▼▼▼
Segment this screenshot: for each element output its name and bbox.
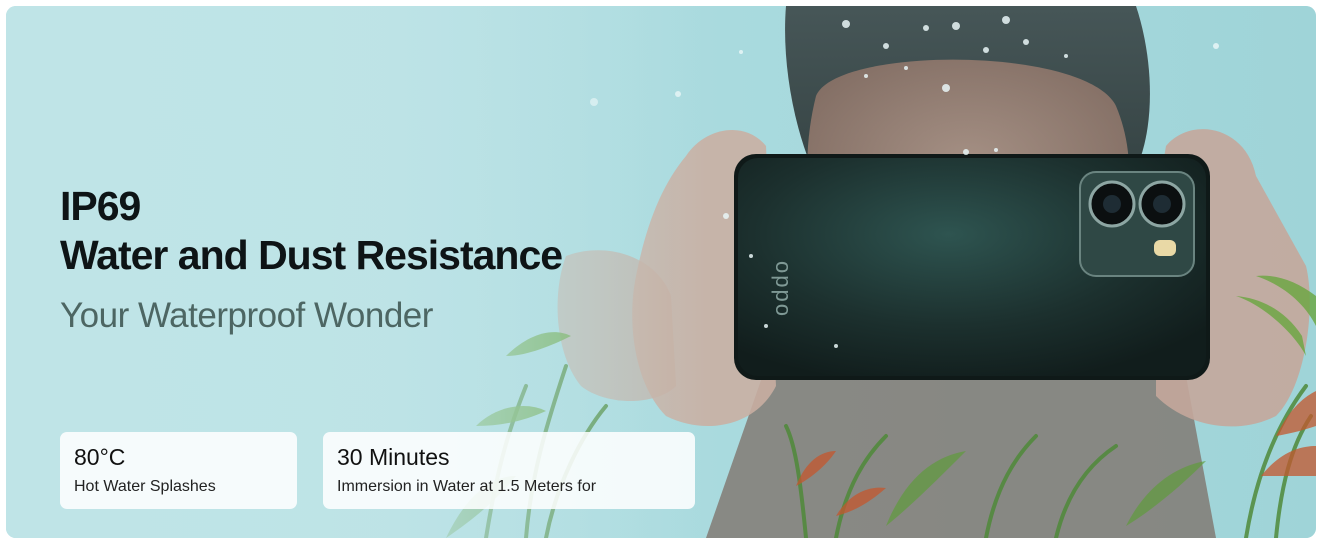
hero-banner: oppo IP69 Water and Dust Resistance Your…	[6, 6, 1316, 538]
page-title: IP69 Water and Dust Resistance	[60, 182, 563, 280]
phone-brand-logo: oppo	[771, 261, 796, 318]
feature-description: Immersion in Water at 1.5 Meters for	[337, 478, 597, 495]
feature-value: 30 Minutes	[337, 444, 450, 470]
title-feature: Water and Dust Resistance	[60, 232, 563, 278]
title-ip-rating: IP69	[60, 183, 141, 229]
feature-description: Hot Water Splashes	[74, 478, 216, 495]
feature-value: 80°C	[74, 444, 126, 470]
feature-card-immersion: 30 Minutes Immersion in Water at 1.5 Met…	[323, 432, 695, 509]
subtitle: Your Waterproof Wonder	[60, 296, 433, 335]
feature-card-hot-water: 80°C Hot Water Splashes	[60, 432, 297, 509]
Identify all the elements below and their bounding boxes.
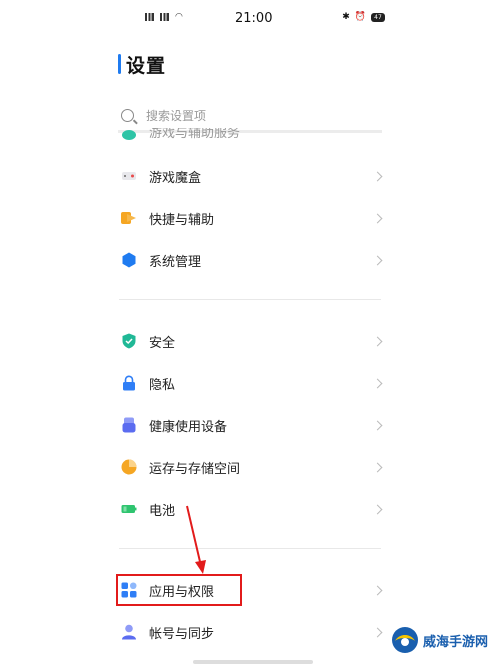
- chevron-right-icon: [372, 171, 383, 181]
- signal-icon: [145, 13, 156, 21]
- list-item-label: 游戏魔盒: [149, 170, 202, 186]
- chevron-right-icon: [372, 627, 383, 637]
- signal-icon-2: [160, 13, 171, 21]
- search-icon: [121, 108, 134, 122]
- list-item-storage[interactable]: 运存与存储空间: [105, 447, 395, 487]
- list-item-privacy[interactable]: 隐私: [105, 363, 395, 403]
- annotation-arrow-icon: [186, 505, 206, 574]
- shortcut-arrow-icon: [121, 212, 136, 224]
- list-item-label: 快捷与辅助: [149, 212, 215, 228]
- account-icon: [122, 624, 136, 640]
- system-hexagon-icon: [122, 252, 136, 268]
- list-item-account[interactable]: 帐号与同步: [105, 612, 395, 652]
- chevron-right-icon: [372, 462, 383, 472]
- search-placeholder: 搜索设置项: [146, 108, 207, 123]
- list-item-security[interactable]: 安全: [105, 321, 395, 361]
- list-item-shortcuts[interactable]: 快捷与辅助: [105, 198, 395, 238]
- health-device-icon: [122, 417, 136, 433]
- chevron-right-icon: [372, 336, 383, 346]
- alarm-icon: ⏰: [354, 12, 366, 22]
- chevron-right-icon: [372, 255, 383, 265]
- list-item-label: 帐号与同步: [149, 626, 215, 642]
- chevron-right-icon: [372, 378, 383, 388]
- page-header: 设置: [118, 52, 167, 77]
- battery-level: 47: [371, 12, 385, 22]
- shield-icon: [122, 333, 136, 349]
- chevron-right-icon: [372, 504, 383, 514]
- status-right: ✱ ⏰ 47: [342, 12, 385, 22]
- list-item-partial[interactable]: 游戏与辅助服务: [105, 128, 395, 140]
- watermark: 威海手游网: [390, 620, 494, 660]
- bluetooth-icon: ✱: [342, 12, 350, 22]
- status-bar: ◠ 21:00 ✱ ⏰ 47: [105, 0, 395, 36]
- settings-screen: ◠ 21:00 ✱ ⏰ 47 设置 搜索设置项 游戏与辅助服务 游戏魔盒 快捷与…: [105, 0, 395, 666]
- status-time: 21:00: [235, 11, 273, 26]
- home-indicator: [193, 660, 313, 664]
- teal-icon: [122, 130, 136, 140]
- title-accent-bar: [118, 54, 121, 74]
- chevron-right-icon: [372, 420, 383, 430]
- page-title: 设置: [126, 54, 167, 77]
- watermark-logo-icon: [392, 627, 418, 653]
- chevron-right-icon: [372, 213, 383, 223]
- list-item-system[interactable]: 系统管理: [105, 240, 395, 280]
- list-item-label: 游戏与辅助服务: [149, 128, 241, 140]
- list-item-game-box[interactable]: 游戏魔盒: [105, 156, 395, 196]
- list-item-battery[interactable]: 电池: [105, 489, 395, 529]
- chevron-right-icon: [372, 585, 383, 595]
- list-item-label: 隐私: [149, 377, 176, 393]
- battery-icon: [121, 505, 137, 513]
- lock-icon: [123, 375, 135, 391]
- list-item-health[interactable]: 健康使用设备: [105, 405, 395, 445]
- storage-pie-icon: [121, 459, 137, 475]
- section-divider: [119, 299, 381, 300]
- wifi-icon: ◠: [175, 12, 183, 22]
- list-item-label: 电池: [149, 503, 176, 519]
- list-item-label: 健康使用设备: [149, 419, 228, 435]
- signal-indicators: ◠: [145, 12, 183, 22]
- game-box-icon: [122, 172, 136, 180]
- watermark-text: 威海手游网: [423, 634, 489, 650]
- list-item-label: 安全: [149, 335, 176, 351]
- list-item-label: 运存与存储空间: [149, 461, 241, 477]
- section-divider: [119, 548, 381, 549]
- list-item-label: 系统管理: [149, 254, 202, 270]
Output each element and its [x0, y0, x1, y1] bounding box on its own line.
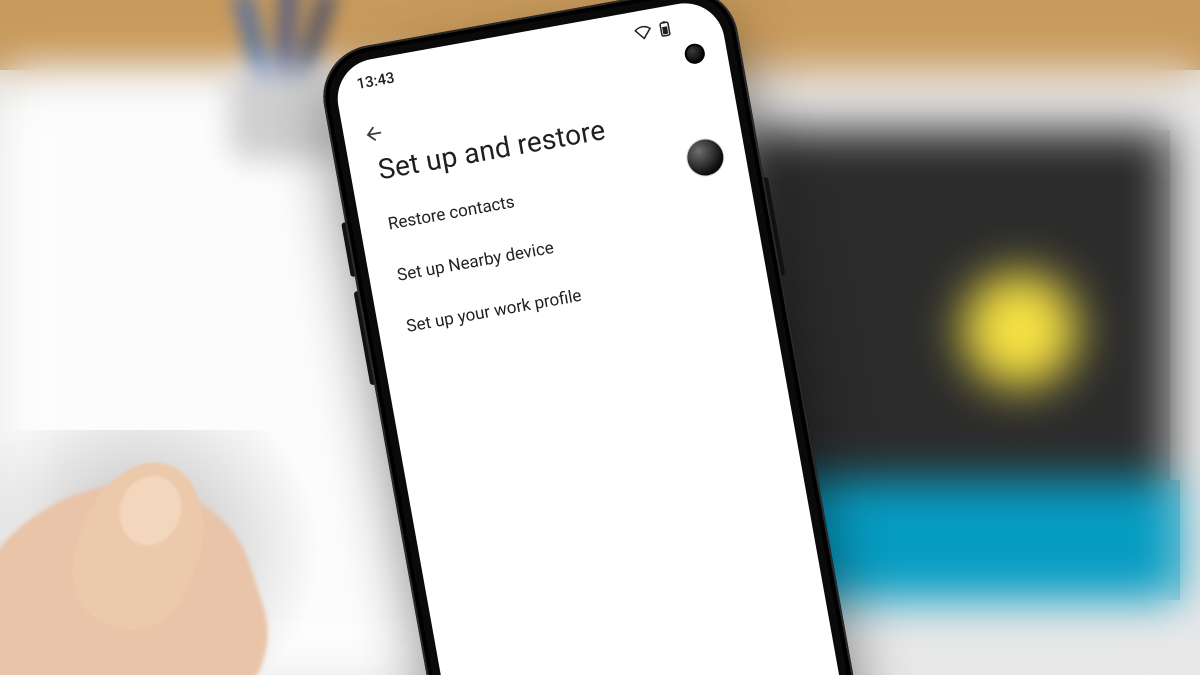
battery-icon: [659, 20, 672, 38]
status-icons: [633, 20, 671, 42]
status-time: 13:43: [355, 68, 396, 92]
wifi-icon: [633, 24, 653, 41]
arrow-back-icon: [361, 121, 387, 147]
photo-scene: 13:43 Set up and restore Restore contact…: [0, 0, 1200, 675]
▲▲▲
**WRITTEN TASK:** Please extract everything above from the row containing "hero-banner: oppo IP69" down to the row containing "183, 141, 229]", both included, and copy those rows without any change.

**TASK ANSWER:**
hero-banner: oppo IP69 Water and Dust Resistance Your…	[6, 6, 1316, 538]
page-title: IP69 Water and Dust Resistance	[60, 182, 563, 280]
phone-brand-logo: oppo	[771, 261, 796, 318]
feature-description: Immersion in Water at 1.5 Meters for	[337, 478, 597, 495]
feature-value: 30 Minutes	[337, 444, 450, 470]
title-feature: Water and Dust Resistance	[60, 232, 563, 278]
title-ip-rating: IP69	[60, 183, 141, 229]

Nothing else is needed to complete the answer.